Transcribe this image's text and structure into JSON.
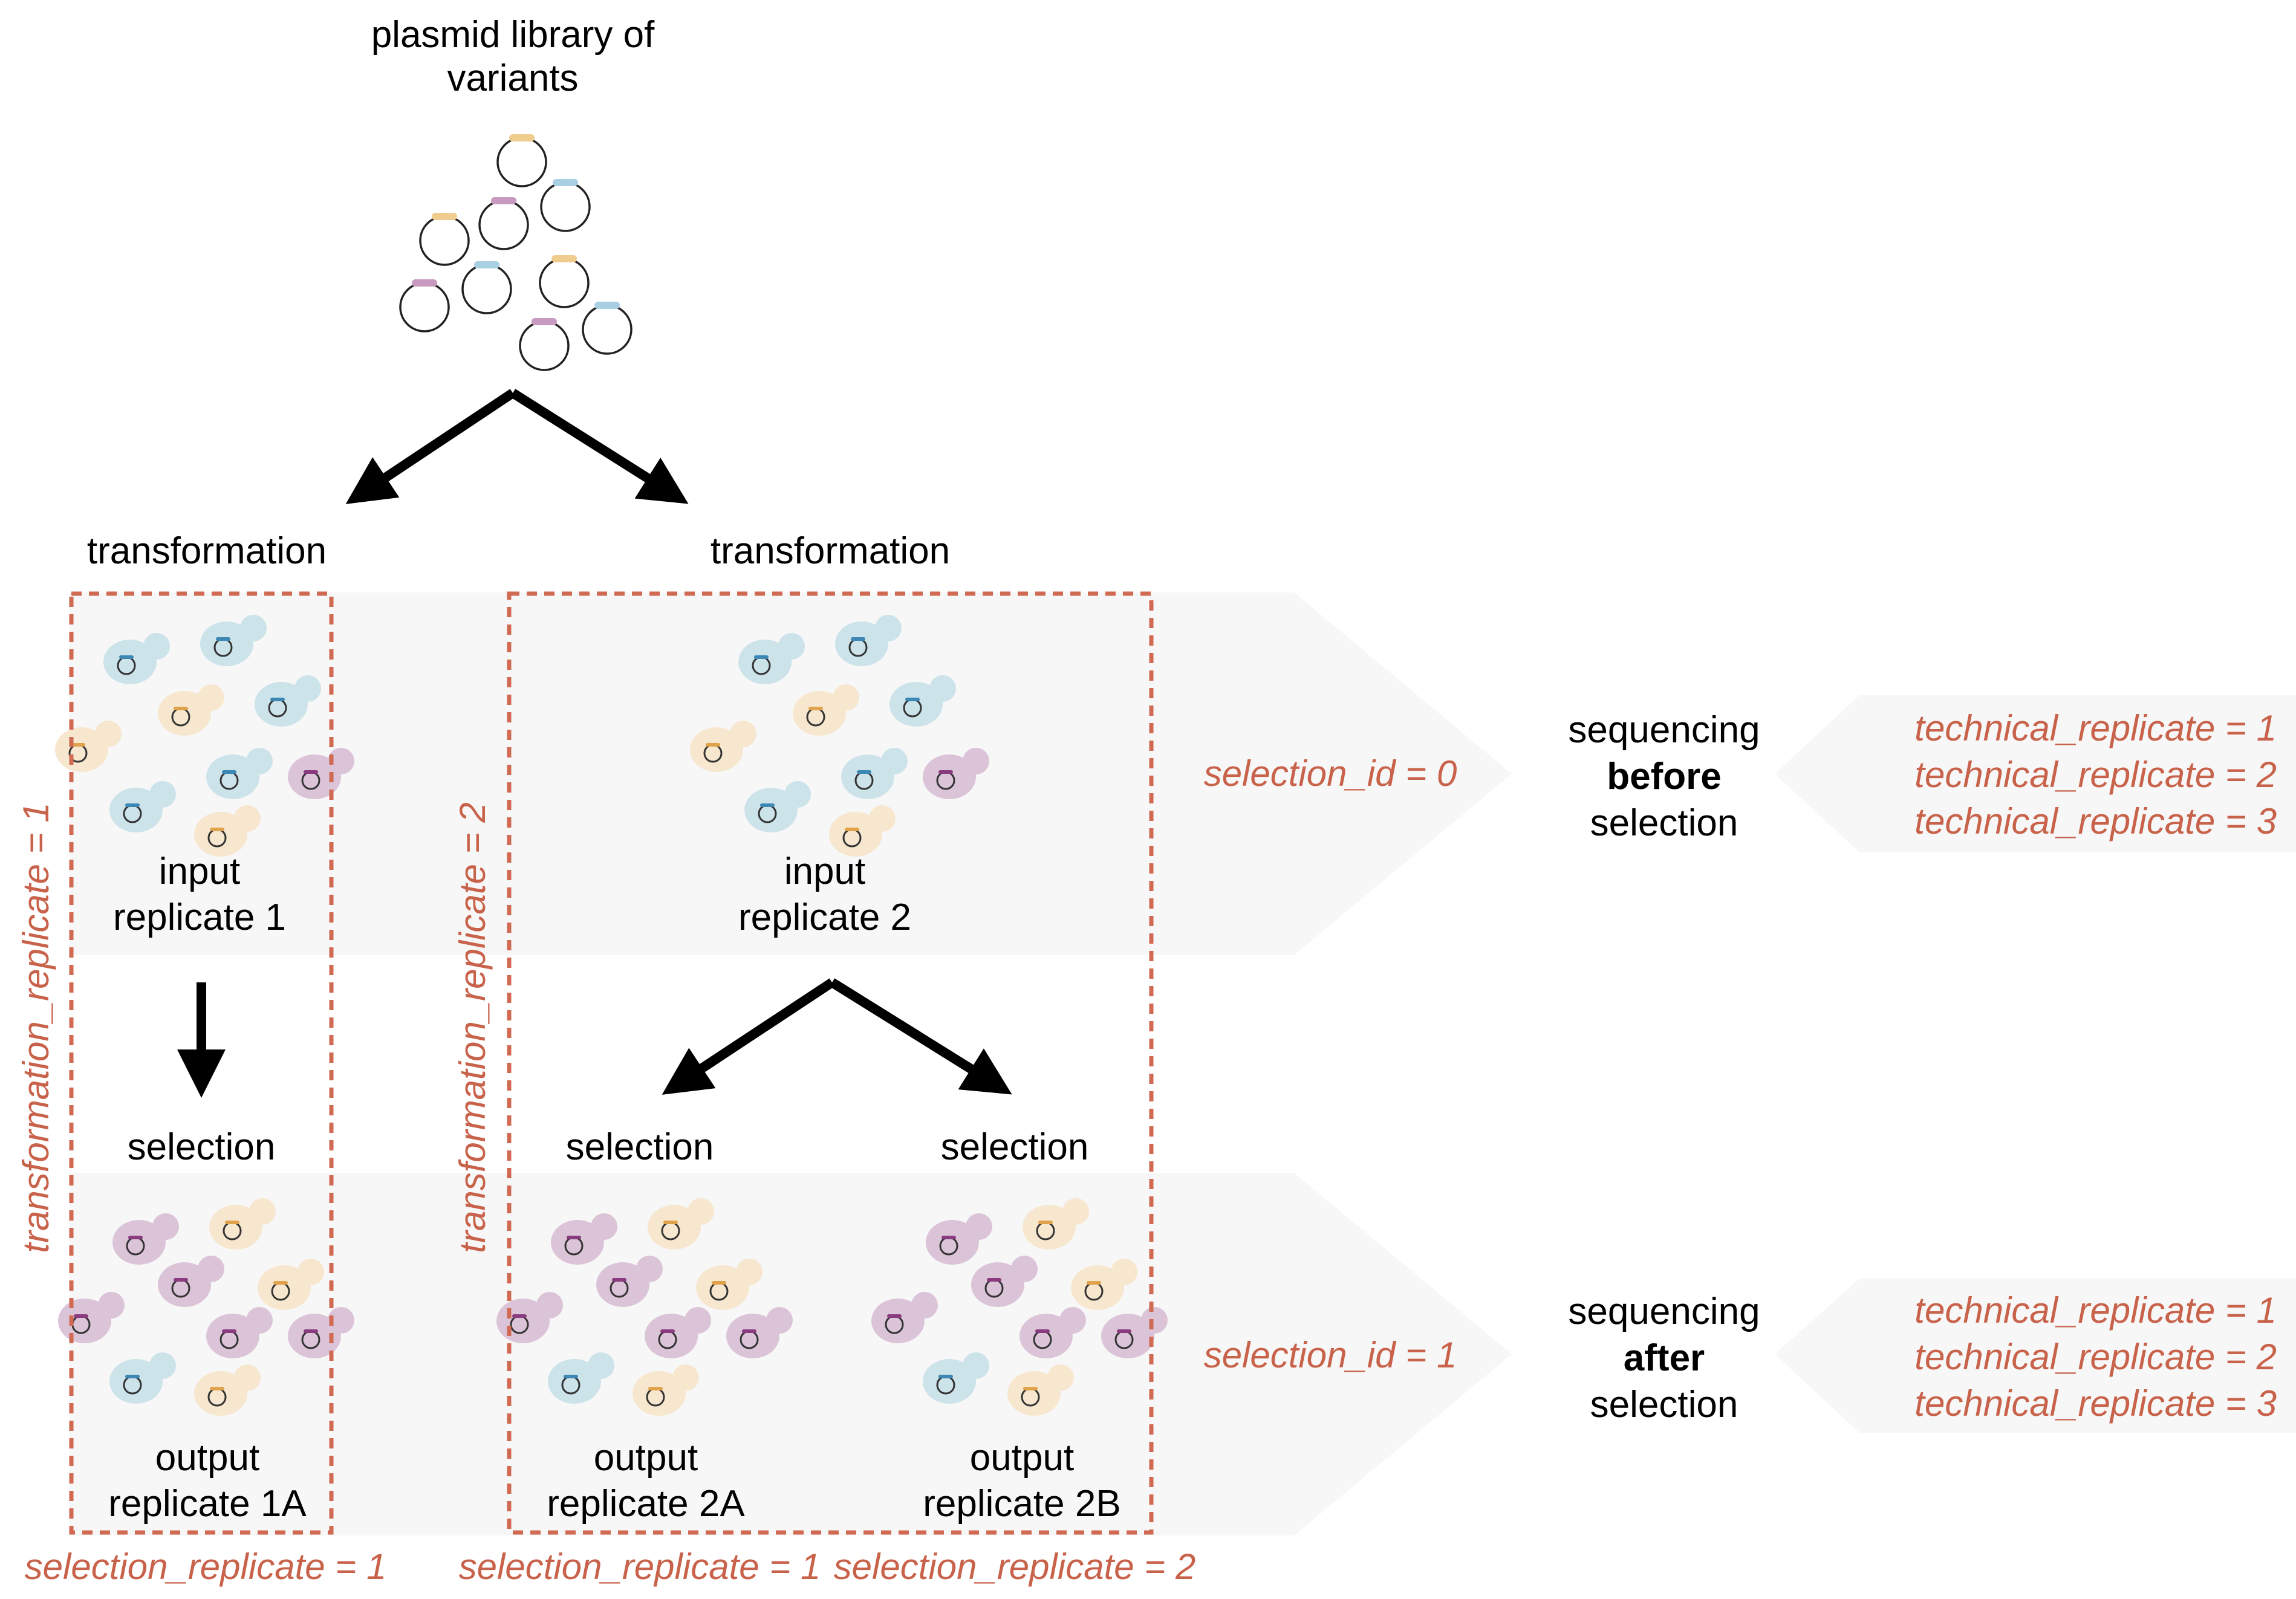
{
  "library": {
    "line1": "plasmid library of",
    "line2": "variants"
  },
  "steps": {
    "transformation": "transformation",
    "selection": "selection"
  },
  "groups": {
    "input_1": {
      "line1": "input",
      "line2": "replicate 1"
    },
    "input_2": {
      "line1": "input",
      "line2": "replicate 2"
    },
    "output_1a": {
      "line1": "output",
      "line2": "replicate 1A"
    },
    "output_2a": {
      "line1": "output",
      "line2": "replicate 2A"
    },
    "output_2b": {
      "line1": "output",
      "line2": "replicate 2B"
    }
  },
  "annotations": {
    "transformation_replicate_1": "transformation_replicate = 1",
    "transformation_replicate_2": "transformation_replicate = 2",
    "selection_id_0": "selection_id = 0",
    "selection_id_1": "selection_id = 1",
    "selection_replicate_1": "selection_replicate = 1",
    "selection_replicate_2": "selection_replicate = 2",
    "technical_replicate_1": "technical_replicate = 1",
    "technical_replicate_2": "technical_replicate = 2",
    "technical_replicate_3": "technical_replicate = 3"
  },
  "sequencing": {
    "before": {
      "line1": "sequencing",
      "line2": "before",
      "line3": "selection"
    },
    "after": {
      "line1": "sequencing",
      "line2": "after",
      "line3": "selection"
    }
  },
  "colors": {
    "annotation": "#c8624a",
    "panel": "#f7f7f7",
    "blue": "#cde3ea",
    "blue_mark": "#3d87b5",
    "yellow": "#f7e7cf",
    "yellow_mark": "#e0a24a",
    "purple": "#dcc4d8",
    "purple_mark": "#8a3a7e"
  }
}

○ ○ ○ ○

◆ Given task ◆
The records above are to be restated exactly, without their pictures.

◆ Exercise output ◆
Transcribe this image's text and structure into JSON.
{
  "library": {
    "line1": "plasmid library of",
    "line2": "variants"
  },
  "steps": {
    "transformation": "transformation",
    "selection": "selection"
  },
  "groups": {
    "input_1": {
      "line1": "input",
      "line2": "replicate 1"
    },
    "input_2": {
      "line1": "input",
      "line2": "replicate 2"
    },
    "output_1a": {
      "line1": "output",
      "line2": "replicate 1A"
    },
    "output_2a": {
      "line1": "output",
      "line2": "replicate 2A"
    },
    "output_2b": {
      "line1": "output",
      "line2": "replicate 2B"
    }
  },
  "annotations": {
    "transformation_replicate_1": "transformation_replicate = 1",
    "transformation_replicate_2": "transformation_replicate = 2",
    "selection_id_0": "selection_id = 0",
    "selection_id_1": "selection_id = 1",
    "selection_replicate_1": "selection_replicate = 1",
    "selection_replicate_2": "selection_replicate = 2",
    "technical_replicate_1": "technical_replicate = 1",
    "technical_replicate_2": "technical_replicate = 2",
    "technical_replicate_3": "technical_replicate = 3"
  },
  "sequencing": {
    "before": {
      "line1": "sequencing",
      "line2": "before",
      "line3": "selection"
    },
    "after": {
      "line1": "sequencing",
      "line2": "after",
      "line3": "selection"
    }
  },
  "colors": {
    "annotation": "#c8624a",
    "panel": "#f7f7f7",
    "blue": "#cde3ea",
    "blue_mark": "#3d87b5",
    "yellow": "#f7e7cf",
    "yellow_mark": "#e0a24a",
    "purple": "#dcc4d8",
    "purple_mark": "#8a3a7e"
  }
}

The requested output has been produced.